### Task goal
Locate every line below that contains the word "채용정보" and copy it.
## BEGIN
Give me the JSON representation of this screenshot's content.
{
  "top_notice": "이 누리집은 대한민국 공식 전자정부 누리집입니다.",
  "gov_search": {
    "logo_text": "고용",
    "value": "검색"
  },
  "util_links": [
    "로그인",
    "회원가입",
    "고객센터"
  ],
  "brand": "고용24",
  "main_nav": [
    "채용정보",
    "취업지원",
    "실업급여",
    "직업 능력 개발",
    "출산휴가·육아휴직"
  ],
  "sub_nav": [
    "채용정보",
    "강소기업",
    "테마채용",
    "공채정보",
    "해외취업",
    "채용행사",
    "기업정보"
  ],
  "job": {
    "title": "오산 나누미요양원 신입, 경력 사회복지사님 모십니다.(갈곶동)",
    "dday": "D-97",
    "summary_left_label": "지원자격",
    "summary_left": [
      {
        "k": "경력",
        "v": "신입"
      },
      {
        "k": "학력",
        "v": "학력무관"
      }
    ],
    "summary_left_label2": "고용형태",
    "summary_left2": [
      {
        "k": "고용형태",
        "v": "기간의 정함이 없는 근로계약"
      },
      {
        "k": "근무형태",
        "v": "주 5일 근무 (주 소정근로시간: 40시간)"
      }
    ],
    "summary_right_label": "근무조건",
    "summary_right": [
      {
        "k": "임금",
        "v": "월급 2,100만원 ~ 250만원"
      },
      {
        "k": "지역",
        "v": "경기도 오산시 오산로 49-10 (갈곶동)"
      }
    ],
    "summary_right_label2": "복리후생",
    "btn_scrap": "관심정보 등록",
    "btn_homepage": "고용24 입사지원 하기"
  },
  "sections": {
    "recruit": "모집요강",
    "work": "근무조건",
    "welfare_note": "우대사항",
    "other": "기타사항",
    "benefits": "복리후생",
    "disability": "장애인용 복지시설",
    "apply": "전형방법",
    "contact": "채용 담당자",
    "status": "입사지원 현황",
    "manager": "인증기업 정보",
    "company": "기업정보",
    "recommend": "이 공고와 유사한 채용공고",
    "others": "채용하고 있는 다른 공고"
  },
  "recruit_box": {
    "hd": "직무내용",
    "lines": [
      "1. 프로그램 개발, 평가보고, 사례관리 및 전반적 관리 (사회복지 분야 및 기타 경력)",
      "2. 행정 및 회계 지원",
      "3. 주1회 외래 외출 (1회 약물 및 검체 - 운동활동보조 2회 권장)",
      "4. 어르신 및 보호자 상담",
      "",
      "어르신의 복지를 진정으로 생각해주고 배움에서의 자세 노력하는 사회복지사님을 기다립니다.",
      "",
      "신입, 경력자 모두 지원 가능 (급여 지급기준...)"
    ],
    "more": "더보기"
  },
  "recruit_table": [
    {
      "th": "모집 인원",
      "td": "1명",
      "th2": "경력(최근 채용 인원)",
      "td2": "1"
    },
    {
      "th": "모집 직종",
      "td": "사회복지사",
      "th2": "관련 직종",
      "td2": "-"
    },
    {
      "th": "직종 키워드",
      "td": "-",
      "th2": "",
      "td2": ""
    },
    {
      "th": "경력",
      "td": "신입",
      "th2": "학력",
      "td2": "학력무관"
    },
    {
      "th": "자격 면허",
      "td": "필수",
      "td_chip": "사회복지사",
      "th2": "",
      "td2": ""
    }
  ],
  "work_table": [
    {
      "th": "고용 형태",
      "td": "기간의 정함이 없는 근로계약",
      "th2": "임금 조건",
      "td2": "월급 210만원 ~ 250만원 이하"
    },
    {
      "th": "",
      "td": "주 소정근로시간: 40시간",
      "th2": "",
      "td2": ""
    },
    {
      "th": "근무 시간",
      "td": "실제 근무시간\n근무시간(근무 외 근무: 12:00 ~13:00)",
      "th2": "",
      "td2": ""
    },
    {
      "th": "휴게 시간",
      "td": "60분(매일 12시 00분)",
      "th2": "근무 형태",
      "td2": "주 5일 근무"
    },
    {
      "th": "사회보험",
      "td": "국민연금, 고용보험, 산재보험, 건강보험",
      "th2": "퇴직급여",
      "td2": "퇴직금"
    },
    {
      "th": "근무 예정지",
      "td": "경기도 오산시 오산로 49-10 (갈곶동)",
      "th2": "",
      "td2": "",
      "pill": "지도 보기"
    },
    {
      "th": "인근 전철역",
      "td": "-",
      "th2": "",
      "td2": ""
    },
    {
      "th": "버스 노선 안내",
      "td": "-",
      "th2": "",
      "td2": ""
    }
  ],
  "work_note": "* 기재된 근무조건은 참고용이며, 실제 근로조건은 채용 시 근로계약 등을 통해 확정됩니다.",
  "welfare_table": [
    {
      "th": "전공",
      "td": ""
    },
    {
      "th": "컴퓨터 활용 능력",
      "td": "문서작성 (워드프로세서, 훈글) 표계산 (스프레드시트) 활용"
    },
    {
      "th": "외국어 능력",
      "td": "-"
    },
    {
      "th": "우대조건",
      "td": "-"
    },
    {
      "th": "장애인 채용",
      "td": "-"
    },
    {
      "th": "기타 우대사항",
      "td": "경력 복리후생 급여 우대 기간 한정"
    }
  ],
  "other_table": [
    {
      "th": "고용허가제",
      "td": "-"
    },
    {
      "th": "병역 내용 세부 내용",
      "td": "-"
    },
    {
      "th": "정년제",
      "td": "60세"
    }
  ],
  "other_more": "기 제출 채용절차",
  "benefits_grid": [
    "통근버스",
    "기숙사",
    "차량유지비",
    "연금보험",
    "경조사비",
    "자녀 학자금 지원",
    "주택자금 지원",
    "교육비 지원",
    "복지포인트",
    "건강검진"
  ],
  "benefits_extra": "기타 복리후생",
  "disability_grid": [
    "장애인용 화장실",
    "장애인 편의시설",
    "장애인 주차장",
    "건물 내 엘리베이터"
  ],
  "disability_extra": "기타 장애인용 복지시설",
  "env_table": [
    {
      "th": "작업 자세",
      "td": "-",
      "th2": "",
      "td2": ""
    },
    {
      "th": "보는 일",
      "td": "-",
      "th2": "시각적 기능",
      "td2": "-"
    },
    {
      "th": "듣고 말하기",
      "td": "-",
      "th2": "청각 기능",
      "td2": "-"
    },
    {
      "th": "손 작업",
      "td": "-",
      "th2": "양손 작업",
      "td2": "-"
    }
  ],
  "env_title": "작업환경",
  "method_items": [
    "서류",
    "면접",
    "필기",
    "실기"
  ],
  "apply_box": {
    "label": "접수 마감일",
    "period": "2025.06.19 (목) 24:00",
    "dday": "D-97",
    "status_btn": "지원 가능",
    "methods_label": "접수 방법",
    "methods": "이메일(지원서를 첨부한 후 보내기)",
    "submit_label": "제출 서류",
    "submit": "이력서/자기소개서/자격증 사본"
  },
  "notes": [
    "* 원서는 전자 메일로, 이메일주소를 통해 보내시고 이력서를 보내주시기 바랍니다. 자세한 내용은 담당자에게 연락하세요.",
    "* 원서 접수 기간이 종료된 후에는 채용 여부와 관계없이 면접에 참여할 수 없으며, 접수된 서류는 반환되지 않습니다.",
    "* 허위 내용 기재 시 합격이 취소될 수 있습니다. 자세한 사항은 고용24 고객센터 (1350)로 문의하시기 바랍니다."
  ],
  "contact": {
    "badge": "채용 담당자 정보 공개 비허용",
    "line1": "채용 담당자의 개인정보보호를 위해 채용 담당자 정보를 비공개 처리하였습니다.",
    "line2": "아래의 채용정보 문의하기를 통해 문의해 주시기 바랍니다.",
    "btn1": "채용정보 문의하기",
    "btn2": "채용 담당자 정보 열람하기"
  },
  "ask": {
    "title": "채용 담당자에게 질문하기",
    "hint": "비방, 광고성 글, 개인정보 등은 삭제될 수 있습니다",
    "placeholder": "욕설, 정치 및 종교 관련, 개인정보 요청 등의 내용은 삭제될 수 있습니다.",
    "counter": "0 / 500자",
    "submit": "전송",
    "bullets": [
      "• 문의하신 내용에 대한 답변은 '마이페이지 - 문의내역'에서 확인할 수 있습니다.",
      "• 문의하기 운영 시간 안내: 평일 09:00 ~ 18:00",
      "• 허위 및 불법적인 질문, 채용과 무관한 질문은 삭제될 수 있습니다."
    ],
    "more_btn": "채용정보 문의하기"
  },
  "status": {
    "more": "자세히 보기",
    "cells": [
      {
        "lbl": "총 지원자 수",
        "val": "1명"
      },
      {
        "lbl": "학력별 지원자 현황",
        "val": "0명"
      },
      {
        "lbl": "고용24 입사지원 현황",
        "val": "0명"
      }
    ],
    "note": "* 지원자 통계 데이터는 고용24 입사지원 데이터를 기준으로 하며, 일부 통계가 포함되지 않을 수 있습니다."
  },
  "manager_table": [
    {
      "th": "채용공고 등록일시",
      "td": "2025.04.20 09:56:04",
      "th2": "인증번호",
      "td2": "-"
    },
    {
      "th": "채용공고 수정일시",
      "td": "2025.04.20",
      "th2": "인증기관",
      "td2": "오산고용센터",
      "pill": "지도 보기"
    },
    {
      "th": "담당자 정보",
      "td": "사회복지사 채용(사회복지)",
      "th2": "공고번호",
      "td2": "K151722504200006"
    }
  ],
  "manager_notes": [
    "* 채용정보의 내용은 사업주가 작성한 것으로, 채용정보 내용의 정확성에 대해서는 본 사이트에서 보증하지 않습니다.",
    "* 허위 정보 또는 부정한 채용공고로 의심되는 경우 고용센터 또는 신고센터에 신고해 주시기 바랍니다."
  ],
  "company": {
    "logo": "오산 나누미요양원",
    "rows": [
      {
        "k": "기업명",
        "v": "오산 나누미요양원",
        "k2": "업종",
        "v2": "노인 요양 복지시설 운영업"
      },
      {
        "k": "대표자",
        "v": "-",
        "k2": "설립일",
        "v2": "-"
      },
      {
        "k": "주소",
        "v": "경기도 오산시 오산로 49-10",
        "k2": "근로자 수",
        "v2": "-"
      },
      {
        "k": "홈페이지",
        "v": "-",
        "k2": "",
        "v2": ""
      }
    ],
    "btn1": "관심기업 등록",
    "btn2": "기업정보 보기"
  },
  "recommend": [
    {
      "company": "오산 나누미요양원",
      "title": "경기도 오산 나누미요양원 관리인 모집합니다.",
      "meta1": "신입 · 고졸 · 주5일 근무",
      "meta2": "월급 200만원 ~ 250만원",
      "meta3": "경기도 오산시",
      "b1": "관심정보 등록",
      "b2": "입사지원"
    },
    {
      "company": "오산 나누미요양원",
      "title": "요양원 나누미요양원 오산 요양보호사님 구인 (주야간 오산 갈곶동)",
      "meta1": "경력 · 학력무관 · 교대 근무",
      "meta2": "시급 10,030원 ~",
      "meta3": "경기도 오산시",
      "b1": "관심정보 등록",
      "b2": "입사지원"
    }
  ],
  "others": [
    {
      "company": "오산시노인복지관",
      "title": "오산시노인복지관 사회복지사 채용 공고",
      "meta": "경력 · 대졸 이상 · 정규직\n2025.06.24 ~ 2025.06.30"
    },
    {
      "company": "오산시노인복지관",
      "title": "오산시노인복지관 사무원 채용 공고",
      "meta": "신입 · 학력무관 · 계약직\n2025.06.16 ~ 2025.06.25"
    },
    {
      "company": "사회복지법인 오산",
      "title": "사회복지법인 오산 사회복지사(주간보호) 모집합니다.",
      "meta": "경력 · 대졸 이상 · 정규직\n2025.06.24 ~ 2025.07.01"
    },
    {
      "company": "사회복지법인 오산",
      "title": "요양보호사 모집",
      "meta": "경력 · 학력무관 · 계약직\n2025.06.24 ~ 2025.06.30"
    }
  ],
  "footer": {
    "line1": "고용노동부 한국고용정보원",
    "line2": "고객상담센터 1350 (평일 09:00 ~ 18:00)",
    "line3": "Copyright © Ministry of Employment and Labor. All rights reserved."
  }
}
## END
### The result
    "채용정보",
    "채용정보",
    "line2": "아래의 채용정보 문의하기를 통해 문의해 주시기 바랍니다.",
    "btn1": "채용정보 문의하기",
    "more_btn": "채용정보 문의하기"
    "* 채용정보의 내용은 사업주가 작성한 것으로, 채용정보 내용의 정확성에 대해서는 본 사이트에서 보증하지 않습니다.",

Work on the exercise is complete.